Supplied records.
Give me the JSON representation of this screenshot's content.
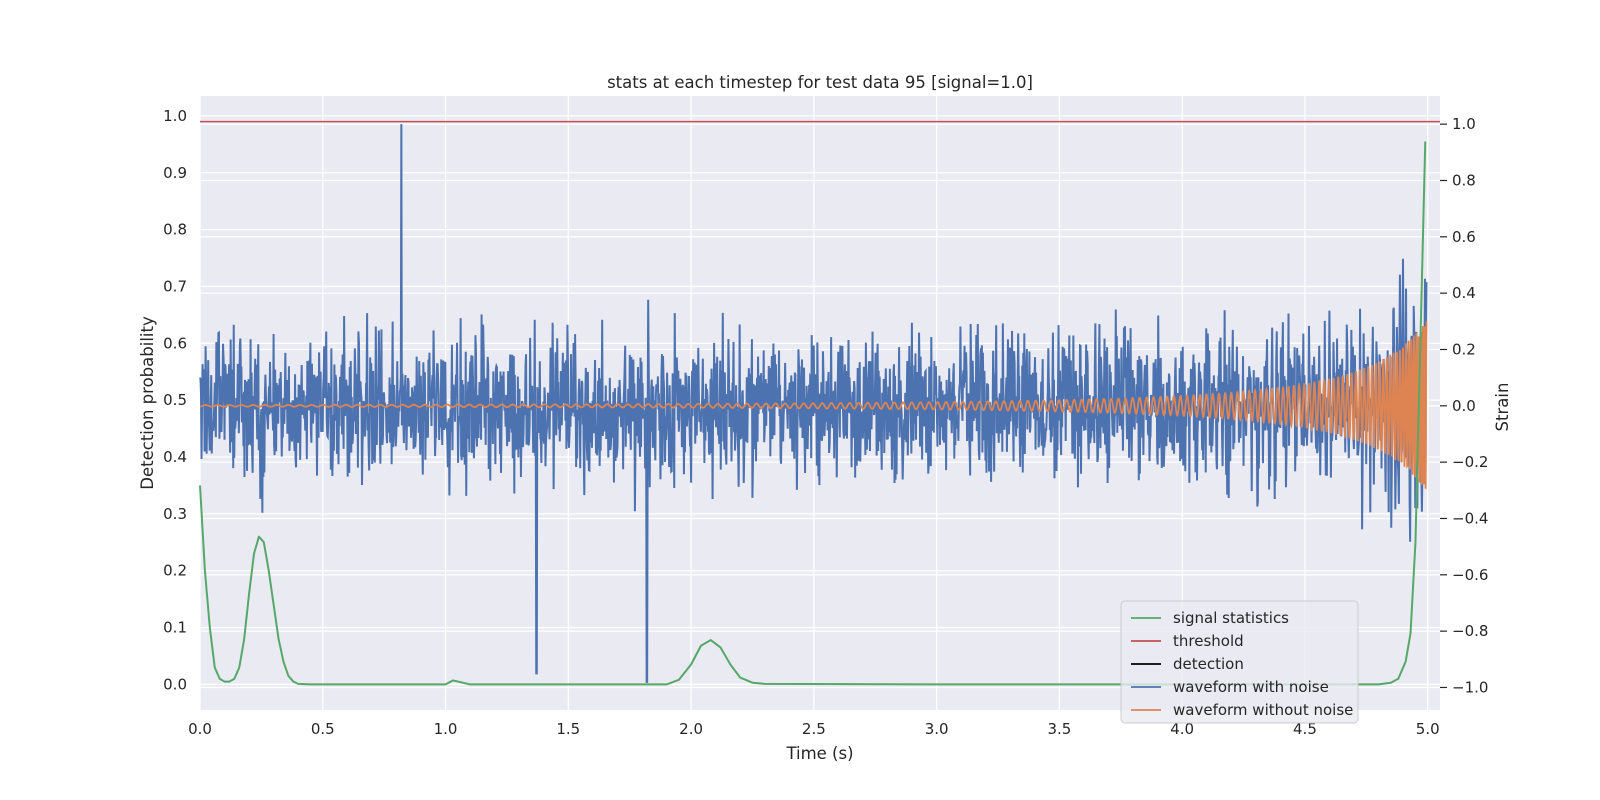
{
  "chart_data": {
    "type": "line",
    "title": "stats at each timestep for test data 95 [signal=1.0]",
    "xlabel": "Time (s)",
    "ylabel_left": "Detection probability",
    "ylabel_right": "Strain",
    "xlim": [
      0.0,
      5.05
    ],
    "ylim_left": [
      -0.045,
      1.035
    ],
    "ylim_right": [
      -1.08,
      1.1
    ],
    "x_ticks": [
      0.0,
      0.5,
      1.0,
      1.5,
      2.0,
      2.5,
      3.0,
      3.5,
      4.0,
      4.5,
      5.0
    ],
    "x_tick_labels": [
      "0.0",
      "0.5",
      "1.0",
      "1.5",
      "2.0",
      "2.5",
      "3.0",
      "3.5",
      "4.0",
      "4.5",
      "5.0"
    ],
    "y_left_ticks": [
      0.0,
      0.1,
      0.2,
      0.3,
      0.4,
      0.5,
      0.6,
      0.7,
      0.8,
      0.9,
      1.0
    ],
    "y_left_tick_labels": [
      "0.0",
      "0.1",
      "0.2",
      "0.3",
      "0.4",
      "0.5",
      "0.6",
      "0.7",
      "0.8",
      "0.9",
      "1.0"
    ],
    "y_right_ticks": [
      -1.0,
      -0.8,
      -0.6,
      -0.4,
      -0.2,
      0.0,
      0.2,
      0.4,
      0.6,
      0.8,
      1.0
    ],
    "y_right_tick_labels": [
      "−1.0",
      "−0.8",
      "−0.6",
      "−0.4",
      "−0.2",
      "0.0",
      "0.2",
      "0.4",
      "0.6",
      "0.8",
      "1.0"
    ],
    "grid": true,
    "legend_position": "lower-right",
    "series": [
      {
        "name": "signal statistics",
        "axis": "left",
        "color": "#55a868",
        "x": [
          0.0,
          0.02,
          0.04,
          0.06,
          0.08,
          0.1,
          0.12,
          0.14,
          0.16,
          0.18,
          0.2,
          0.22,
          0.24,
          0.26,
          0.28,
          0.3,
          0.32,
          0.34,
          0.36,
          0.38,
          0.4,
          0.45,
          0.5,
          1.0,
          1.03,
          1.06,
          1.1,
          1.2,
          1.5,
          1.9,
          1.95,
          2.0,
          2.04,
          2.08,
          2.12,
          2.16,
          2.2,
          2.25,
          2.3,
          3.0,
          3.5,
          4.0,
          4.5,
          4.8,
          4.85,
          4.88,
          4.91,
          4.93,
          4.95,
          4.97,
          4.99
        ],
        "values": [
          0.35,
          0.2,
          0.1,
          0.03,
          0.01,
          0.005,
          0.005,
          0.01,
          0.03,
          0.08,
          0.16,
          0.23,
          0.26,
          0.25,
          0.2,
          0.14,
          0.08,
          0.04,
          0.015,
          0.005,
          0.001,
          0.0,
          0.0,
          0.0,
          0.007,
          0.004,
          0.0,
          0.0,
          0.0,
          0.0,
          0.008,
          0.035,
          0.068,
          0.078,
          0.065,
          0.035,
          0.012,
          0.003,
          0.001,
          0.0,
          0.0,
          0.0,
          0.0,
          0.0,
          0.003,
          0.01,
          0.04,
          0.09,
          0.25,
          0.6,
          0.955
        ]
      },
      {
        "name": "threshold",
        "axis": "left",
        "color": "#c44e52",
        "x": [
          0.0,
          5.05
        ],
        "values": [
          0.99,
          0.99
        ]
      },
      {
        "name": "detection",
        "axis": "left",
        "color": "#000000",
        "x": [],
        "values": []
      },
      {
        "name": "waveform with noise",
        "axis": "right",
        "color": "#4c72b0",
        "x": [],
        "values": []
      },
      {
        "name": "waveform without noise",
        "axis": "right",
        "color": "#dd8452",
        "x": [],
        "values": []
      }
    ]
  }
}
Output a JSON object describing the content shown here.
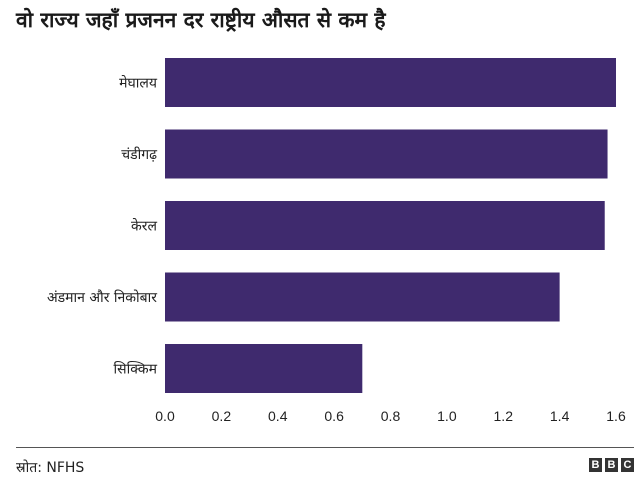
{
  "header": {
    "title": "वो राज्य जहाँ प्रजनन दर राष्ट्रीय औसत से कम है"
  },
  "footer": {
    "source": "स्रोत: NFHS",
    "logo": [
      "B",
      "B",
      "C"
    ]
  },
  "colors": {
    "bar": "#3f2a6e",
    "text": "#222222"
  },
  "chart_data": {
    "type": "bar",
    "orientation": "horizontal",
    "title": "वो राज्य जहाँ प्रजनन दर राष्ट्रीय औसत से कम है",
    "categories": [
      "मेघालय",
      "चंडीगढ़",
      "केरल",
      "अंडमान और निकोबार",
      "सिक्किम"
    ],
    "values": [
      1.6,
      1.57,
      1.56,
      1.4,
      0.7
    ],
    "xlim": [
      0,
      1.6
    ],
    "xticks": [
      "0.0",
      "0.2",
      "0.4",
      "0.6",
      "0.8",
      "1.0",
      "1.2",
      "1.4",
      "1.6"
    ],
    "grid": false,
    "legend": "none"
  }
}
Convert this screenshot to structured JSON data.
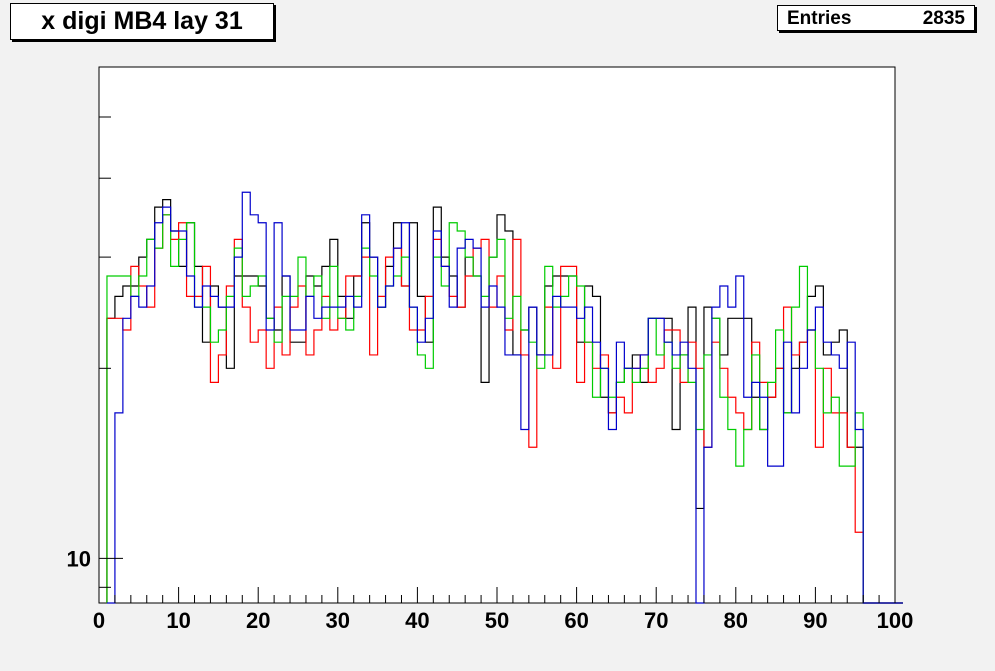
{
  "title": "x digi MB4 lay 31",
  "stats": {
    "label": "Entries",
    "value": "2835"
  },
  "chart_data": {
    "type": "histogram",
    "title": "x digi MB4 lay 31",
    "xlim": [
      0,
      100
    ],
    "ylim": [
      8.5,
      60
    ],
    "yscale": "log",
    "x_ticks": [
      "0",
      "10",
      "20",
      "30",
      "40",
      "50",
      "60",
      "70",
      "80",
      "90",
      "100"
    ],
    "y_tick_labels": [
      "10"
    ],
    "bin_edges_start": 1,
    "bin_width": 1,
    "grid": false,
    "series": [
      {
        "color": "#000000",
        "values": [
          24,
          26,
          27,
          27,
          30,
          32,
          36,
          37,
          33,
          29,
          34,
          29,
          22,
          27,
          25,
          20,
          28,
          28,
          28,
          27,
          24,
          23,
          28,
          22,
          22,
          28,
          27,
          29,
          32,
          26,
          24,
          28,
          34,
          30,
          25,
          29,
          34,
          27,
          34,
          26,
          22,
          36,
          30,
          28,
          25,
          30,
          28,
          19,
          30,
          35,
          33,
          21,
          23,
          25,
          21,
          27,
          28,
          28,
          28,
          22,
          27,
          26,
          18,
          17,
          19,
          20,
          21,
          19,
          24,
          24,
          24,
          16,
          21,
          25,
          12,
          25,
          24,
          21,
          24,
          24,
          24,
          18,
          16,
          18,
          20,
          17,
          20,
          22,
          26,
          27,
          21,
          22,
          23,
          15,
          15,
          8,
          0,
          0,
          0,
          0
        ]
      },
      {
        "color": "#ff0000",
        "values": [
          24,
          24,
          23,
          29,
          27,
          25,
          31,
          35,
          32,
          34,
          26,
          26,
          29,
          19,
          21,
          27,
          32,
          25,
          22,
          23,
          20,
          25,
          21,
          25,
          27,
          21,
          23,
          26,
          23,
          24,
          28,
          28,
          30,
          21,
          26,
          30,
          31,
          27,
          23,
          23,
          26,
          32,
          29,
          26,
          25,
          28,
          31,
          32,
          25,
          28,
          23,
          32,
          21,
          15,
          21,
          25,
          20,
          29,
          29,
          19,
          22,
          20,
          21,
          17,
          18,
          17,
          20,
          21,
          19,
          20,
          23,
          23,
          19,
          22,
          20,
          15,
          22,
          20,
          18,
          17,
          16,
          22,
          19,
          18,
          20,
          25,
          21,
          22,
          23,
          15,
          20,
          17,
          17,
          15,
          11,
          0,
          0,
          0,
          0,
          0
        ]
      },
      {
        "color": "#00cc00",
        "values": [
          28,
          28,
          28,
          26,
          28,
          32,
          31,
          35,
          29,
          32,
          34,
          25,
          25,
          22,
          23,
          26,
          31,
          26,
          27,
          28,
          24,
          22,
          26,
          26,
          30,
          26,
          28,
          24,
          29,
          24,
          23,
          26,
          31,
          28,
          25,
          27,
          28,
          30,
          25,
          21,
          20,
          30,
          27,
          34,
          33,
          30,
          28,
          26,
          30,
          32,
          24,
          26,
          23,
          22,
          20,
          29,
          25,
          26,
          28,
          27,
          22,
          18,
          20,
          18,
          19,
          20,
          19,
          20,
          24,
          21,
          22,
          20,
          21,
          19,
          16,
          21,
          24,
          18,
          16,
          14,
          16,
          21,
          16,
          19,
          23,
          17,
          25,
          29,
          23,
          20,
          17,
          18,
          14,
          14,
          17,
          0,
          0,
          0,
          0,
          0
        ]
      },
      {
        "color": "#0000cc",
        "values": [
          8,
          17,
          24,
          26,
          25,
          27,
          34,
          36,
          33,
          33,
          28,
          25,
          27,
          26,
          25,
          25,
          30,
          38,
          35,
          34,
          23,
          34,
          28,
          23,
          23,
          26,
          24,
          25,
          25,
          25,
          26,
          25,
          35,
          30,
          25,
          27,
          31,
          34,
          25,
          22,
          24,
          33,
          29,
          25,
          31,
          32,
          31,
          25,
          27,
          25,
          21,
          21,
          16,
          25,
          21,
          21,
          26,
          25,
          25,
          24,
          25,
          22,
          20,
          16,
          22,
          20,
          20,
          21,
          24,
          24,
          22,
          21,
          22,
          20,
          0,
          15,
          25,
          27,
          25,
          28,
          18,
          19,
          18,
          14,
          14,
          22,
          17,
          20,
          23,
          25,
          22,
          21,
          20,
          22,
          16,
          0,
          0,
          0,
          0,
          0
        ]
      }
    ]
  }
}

What you are asked to do. Provide only the count of lines in the material above that hold the word "noise".

Final answer. 2